>> BEGIN Data supplied

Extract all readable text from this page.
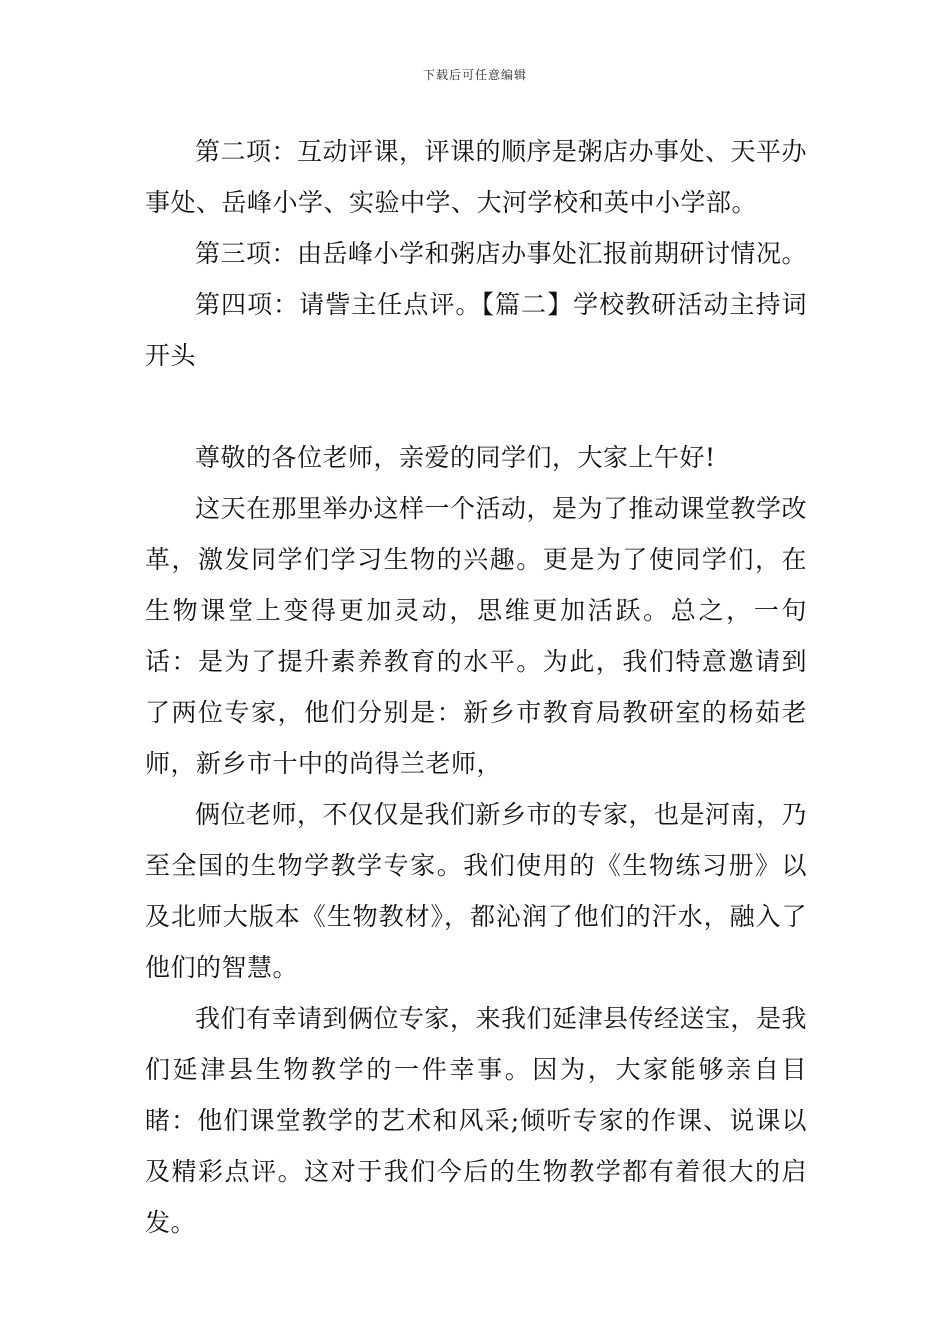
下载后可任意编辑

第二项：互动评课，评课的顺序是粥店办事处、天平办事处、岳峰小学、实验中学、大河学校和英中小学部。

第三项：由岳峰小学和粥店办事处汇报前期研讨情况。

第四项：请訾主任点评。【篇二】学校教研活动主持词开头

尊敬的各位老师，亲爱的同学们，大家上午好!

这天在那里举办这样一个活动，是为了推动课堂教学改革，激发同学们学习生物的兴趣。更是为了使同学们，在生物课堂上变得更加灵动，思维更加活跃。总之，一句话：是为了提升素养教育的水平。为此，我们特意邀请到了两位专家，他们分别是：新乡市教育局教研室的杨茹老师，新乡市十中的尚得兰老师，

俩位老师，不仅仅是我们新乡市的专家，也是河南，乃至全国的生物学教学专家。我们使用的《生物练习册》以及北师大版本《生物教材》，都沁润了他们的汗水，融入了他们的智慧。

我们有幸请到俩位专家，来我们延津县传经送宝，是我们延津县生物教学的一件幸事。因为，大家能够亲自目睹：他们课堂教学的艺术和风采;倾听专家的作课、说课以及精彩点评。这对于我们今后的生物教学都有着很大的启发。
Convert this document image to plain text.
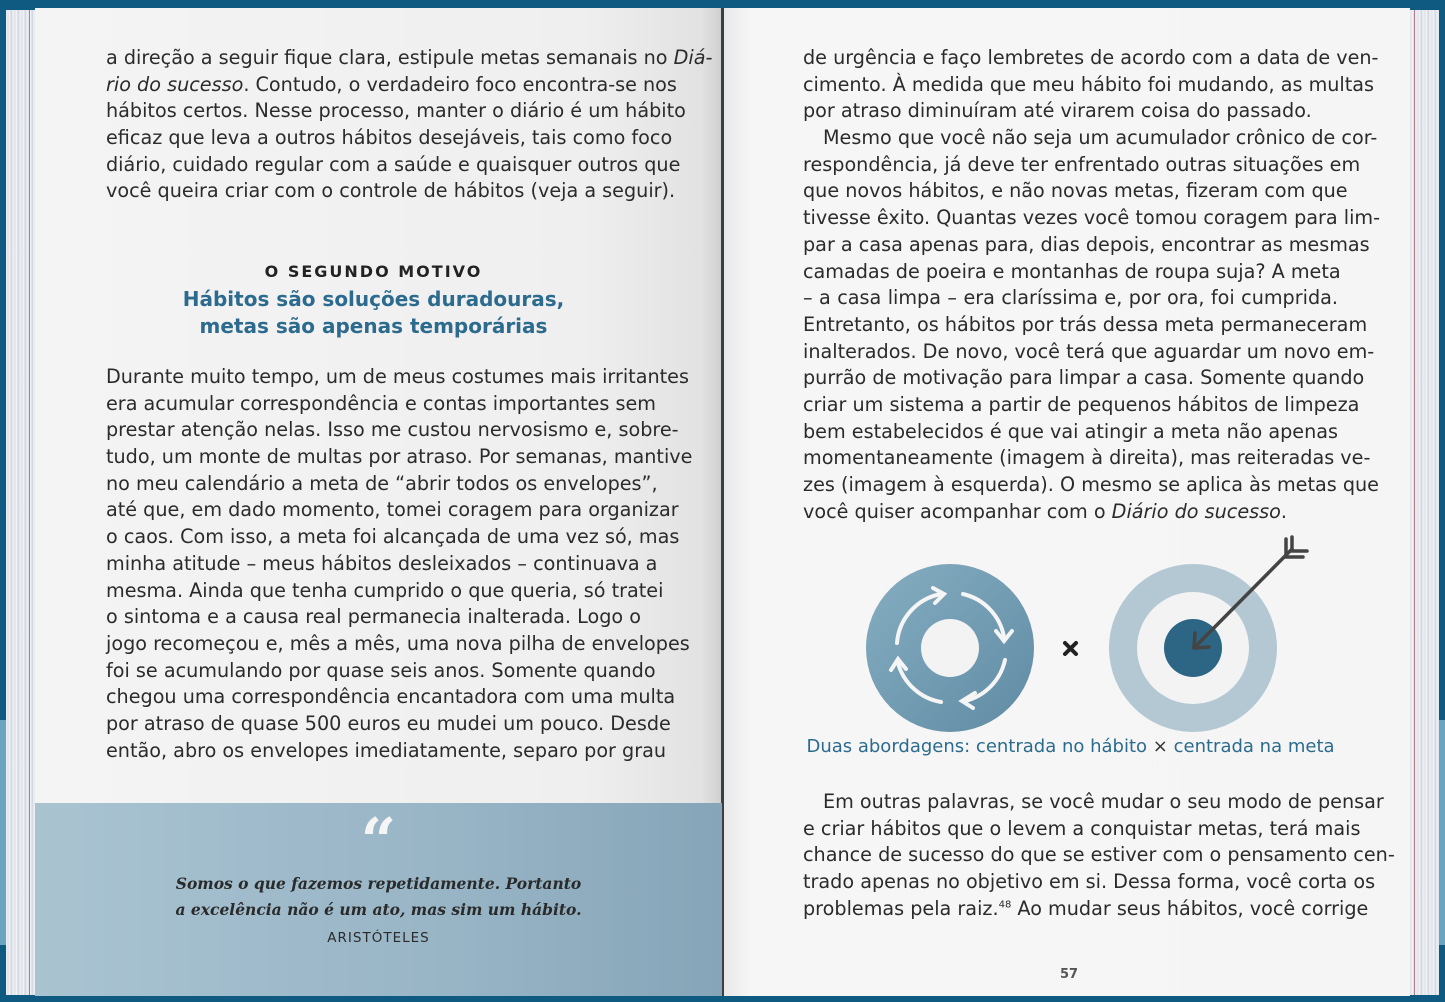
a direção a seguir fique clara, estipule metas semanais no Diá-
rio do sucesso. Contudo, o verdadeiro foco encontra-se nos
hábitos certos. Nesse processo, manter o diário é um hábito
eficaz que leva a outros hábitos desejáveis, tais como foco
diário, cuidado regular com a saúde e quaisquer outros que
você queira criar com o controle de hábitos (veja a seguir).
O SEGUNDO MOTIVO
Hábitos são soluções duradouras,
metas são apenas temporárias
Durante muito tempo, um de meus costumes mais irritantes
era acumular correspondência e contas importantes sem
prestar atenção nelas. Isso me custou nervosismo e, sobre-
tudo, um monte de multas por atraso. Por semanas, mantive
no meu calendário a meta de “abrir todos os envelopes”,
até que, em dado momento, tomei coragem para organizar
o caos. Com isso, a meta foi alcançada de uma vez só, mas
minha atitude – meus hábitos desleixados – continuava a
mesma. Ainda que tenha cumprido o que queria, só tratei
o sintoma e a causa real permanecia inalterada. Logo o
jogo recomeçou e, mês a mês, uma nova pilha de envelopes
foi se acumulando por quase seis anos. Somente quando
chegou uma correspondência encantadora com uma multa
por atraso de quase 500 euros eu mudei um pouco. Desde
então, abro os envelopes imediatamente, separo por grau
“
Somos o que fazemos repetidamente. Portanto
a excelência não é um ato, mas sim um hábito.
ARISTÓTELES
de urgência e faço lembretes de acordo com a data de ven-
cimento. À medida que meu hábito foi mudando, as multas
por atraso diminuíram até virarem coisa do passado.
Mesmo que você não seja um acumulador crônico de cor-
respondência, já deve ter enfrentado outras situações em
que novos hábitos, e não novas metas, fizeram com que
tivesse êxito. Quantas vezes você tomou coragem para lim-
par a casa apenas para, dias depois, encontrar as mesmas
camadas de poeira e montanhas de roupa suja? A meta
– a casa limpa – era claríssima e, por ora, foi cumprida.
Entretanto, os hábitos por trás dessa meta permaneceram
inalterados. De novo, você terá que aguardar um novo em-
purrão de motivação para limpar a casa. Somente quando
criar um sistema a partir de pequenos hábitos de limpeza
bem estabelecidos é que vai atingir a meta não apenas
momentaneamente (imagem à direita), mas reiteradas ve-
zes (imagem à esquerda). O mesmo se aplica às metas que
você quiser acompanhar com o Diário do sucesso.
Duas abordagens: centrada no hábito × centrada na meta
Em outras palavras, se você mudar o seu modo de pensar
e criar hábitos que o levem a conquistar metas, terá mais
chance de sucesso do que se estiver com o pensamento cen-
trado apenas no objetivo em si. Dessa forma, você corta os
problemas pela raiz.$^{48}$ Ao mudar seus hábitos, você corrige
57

>> END Data supplied

_Problem to solve:_
In your copy of the listing above, reproduce each line exactly and omit all pictures.

_Written response:_
Extract all readable text from this page.
下载后可任意编辑

第二项：互动评课，评课的顺序是粥店办事处、天平办事处、岳峰小学、实验中学、大河学校和英中小学部。

第三项：由岳峰小学和粥店办事处汇报前期研讨情况。

第四项：请訾主任点评。【篇二】学校教研活动主持词开头

尊敬的各位老师，亲爱的同学们，大家上午好!

这天在那里举办这样一个活动，是为了推动课堂教学改革，激发同学们学习生物的兴趣。更是为了使同学们，在生物课堂上变得更加灵动，思维更加活跃。总之，一句话：是为了提升素养教育的水平。为此，我们特意邀请到了两位专家，他们分别是：新乡市教育局教研室的杨茹老师，新乡市十中的尚得兰老师，

俩位老师，不仅仅是我们新乡市的专家，也是河南，乃至全国的生物学教学专家。我们使用的《生物练习册》以及北师大版本《生物教材》，都沁润了他们的汗水，融入了他们的智慧。

我们有幸请到俩位专家，来我们延津县传经送宝，是我们延津县生物教学的一件幸事。因为，大家能够亲自目睹：他们课堂教学的艺术和风采;倾听专家的作课、说课以及精彩点评。这对于我们今后的生物教学都有着很大的启发。
Convert this document image to plain text.
a direção a seguir fique clara, estipule metas semanais no Diá-
rio do sucesso. Contudo, o verdadeiro foco encontra-se nos
hábitos certos. Nesse processo, manter o diário é um hábito
eficaz que leva a outros hábitos desejáveis, tais como foco
diário, cuidado regular com a saúde e quaisquer outros que
você queira criar com o controle de hábitos (veja a seguir).
O SEGUNDO MOTIVO
Hábitos são soluções duradouras,
metas são apenas temporárias
Durante muito tempo, um de meus costumes mais irritantes
era acumular correspondência e contas importantes sem
prestar atenção nelas. Isso me custou nervosismo e, sobre-
tudo, um monte de multas por atraso. Por semanas, mantive
no meu calendário a meta de “abrir todos os envelopes”,
até que, em dado momento, tomei coragem para organizar
o caos. Com isso, a meta foi alcançada de uma vez só, mas
minha atitude – meus hábitos desleixados – continuava a
mesma. Ainda que tenha cumprido o que queria, só tratei
o sintoma e a causa real permanecia inalterada. Logo o
jogo recomeçou e, mês a mês, uma nova pilha de envelopes
foi se acumulando por quase seis anos. Somente quando
chegou uma correspondência encantadora com uma multa
por atraso de quase 500 euros eu mudei um pouco. Desde
então, abro os envelopes imediatamente, separo por grau
“
Somos o que fazemos repetidamente. Portanto
a excelência não é um ato, mas sim um hábito.
ARISTÓTELES
de urgência e faço lembretes de acordo com a data de ven-
cimento. À medida que meu hábito foi mudando, as multas
por atraso diminuíram até virarem coisa do passado.
Mesmo que você não seja um acumulador crônico de cor-
respondência, já deve ter enfrentado outras situações em
que novos hábitos, e não novas metas, fizeram com que
tivesse êxito. Quantas vezes você tomou coragem para lim-
par a casa apenas para, dias depois, encontrar as mesmas
camadas de poeira e montanhas de roupa suja? A meta
– a casa limpa – era claríssima e, por ora, foi cumprida.
Entretanto, os hábitos por trás dessa meta permaneceram
inalterados. De novo, você terá que aguardar um novo em-
purrão de motivação para limpar a casa. Somente quando
criar um sistema a partir de pequenos hábitos de limpeza
bem estabelecidos é que vai atingir a meta não apenas
momentaneamente (imagem à direita), mas reiteradas ve-
zes (imagem à esquerda). O mesmo se aplica às metas que
você quiser acompanhar com o Diário do sucesso.
Duas abordagens: centrada no hábito × centrada na meta
Em outras palavras, se você mudar o seu modo de pensar
e criar hábitos que o levem a conquistar metas, terá mais
chance de sucesso do que se estiver com o pensamento cen-
trado apenas no objetivo em si. Dessa forma, você corta os
problemas pela raiz.$^{48}$ Ao mudar seus hábitos, você corrige
57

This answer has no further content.